--- START OF Records to use ---

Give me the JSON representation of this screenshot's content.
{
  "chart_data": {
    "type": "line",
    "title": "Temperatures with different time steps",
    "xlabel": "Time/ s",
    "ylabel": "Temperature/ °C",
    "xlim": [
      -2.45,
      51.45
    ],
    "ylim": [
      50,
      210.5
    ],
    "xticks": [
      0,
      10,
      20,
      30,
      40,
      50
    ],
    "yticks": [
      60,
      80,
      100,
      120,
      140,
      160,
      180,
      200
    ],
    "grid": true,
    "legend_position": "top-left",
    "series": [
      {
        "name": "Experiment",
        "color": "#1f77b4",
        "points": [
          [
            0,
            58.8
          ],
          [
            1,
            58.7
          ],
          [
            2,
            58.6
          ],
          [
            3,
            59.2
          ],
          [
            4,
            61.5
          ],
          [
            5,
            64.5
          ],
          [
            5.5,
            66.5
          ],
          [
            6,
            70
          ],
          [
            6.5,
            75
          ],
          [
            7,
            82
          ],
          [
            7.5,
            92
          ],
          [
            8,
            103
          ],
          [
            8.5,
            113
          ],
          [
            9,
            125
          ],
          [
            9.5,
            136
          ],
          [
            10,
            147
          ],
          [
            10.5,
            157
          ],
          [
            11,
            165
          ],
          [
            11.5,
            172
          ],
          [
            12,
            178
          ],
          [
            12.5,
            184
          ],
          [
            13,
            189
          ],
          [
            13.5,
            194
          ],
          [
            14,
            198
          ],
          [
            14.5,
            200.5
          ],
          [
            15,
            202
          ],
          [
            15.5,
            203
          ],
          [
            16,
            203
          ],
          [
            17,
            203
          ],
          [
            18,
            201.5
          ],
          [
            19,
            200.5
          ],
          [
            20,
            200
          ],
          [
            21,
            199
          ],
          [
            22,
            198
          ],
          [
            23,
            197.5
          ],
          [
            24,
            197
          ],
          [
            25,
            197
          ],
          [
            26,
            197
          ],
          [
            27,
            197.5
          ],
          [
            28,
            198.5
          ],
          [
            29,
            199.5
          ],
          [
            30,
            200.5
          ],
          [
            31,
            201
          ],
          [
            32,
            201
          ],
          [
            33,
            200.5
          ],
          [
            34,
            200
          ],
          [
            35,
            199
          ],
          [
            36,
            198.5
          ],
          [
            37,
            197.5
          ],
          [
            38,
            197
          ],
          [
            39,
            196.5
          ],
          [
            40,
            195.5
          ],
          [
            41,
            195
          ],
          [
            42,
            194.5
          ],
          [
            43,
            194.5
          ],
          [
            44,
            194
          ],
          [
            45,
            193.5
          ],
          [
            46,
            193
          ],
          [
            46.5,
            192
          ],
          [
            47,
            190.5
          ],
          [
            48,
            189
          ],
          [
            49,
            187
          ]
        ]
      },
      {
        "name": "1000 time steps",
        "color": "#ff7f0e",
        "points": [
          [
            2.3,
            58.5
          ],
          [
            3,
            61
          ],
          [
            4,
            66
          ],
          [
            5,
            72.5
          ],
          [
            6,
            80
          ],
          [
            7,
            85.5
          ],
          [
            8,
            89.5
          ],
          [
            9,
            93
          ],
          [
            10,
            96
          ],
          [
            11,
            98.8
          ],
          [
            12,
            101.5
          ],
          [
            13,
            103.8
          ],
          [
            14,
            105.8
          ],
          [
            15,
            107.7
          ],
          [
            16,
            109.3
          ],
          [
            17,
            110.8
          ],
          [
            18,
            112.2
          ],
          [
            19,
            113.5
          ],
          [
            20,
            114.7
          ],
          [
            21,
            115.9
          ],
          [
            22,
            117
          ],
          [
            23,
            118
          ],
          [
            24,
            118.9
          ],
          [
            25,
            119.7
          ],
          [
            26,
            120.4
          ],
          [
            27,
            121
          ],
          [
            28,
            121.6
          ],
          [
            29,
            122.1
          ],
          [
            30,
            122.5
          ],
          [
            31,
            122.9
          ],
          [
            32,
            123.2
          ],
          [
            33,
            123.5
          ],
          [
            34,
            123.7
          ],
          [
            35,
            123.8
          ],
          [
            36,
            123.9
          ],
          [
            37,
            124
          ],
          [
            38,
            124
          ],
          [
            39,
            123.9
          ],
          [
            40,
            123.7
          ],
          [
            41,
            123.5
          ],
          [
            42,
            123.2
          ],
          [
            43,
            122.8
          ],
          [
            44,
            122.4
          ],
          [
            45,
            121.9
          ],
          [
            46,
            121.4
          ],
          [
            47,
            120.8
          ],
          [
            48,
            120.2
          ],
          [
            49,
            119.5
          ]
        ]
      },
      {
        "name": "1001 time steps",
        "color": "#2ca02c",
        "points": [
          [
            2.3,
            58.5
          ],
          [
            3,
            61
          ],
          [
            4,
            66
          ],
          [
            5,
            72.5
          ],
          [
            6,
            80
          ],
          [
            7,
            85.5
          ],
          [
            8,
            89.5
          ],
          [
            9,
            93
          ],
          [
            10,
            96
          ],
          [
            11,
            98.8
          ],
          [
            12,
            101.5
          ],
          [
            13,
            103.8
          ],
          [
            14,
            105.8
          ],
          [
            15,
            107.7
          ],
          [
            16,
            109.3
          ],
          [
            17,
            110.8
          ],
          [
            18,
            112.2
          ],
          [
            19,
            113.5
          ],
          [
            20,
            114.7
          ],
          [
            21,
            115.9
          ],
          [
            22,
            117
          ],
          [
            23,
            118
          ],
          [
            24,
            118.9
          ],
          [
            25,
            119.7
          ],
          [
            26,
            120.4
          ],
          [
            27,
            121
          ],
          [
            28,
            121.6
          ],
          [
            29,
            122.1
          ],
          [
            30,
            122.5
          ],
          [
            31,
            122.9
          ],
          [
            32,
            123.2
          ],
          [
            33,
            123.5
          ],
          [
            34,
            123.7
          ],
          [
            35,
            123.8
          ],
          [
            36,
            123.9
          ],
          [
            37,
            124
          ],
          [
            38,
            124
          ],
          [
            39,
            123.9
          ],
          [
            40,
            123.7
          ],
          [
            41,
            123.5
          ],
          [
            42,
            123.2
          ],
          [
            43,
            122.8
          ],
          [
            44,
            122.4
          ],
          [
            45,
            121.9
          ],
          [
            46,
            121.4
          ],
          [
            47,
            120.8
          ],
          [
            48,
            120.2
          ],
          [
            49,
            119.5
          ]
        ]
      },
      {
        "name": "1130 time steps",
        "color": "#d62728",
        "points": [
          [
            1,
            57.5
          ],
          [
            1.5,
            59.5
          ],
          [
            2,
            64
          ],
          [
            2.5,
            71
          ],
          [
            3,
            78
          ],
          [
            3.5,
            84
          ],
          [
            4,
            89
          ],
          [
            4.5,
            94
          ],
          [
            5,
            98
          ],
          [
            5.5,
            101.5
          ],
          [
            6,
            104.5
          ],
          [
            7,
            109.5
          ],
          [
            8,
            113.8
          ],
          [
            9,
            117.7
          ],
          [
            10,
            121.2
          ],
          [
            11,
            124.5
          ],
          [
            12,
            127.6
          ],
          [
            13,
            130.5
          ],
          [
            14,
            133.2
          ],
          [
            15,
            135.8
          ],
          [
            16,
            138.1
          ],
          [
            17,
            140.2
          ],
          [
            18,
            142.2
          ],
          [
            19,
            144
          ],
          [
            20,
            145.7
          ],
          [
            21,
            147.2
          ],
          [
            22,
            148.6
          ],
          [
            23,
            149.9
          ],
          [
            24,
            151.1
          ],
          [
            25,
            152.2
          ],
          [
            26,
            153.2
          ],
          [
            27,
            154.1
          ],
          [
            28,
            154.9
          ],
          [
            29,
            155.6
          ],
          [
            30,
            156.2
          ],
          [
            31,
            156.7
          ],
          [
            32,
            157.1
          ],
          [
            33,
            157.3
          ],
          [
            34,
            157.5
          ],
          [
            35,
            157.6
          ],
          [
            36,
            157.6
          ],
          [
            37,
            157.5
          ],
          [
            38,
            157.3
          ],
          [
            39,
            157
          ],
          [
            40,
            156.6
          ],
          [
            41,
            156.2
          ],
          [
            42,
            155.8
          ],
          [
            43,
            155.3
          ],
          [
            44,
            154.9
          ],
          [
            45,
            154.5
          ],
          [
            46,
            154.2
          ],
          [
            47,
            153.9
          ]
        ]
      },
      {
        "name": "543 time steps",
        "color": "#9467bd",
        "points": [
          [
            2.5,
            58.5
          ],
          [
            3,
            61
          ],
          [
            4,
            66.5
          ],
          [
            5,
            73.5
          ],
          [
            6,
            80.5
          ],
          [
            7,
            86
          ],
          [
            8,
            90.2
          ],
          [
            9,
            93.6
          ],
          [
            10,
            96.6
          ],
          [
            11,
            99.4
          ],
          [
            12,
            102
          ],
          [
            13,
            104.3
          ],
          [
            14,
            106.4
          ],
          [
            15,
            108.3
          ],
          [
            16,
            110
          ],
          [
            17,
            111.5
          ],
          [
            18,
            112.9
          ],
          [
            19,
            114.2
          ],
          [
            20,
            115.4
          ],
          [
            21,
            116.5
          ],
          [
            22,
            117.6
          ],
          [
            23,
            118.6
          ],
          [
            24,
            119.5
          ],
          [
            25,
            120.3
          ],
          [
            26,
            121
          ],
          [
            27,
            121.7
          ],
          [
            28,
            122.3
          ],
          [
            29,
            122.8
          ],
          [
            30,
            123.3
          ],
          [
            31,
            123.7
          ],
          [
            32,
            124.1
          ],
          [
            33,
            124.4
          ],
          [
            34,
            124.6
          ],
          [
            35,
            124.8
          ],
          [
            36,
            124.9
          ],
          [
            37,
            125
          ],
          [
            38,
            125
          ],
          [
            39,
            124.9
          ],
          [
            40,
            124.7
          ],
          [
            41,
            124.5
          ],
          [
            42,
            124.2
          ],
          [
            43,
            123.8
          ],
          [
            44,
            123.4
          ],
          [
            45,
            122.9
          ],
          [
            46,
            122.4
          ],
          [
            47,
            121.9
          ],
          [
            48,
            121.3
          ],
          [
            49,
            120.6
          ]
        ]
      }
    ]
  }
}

--- END OF Records to use ---

**Work to complete:** Filter the records above and return every line that holds the word "color".

**Solution:**
        "color": "#1f77b4",
        "color": "#ff7f0e",
        "color": "#2ca02c",
        "color": "#d62728",
        "color": "#9467bd",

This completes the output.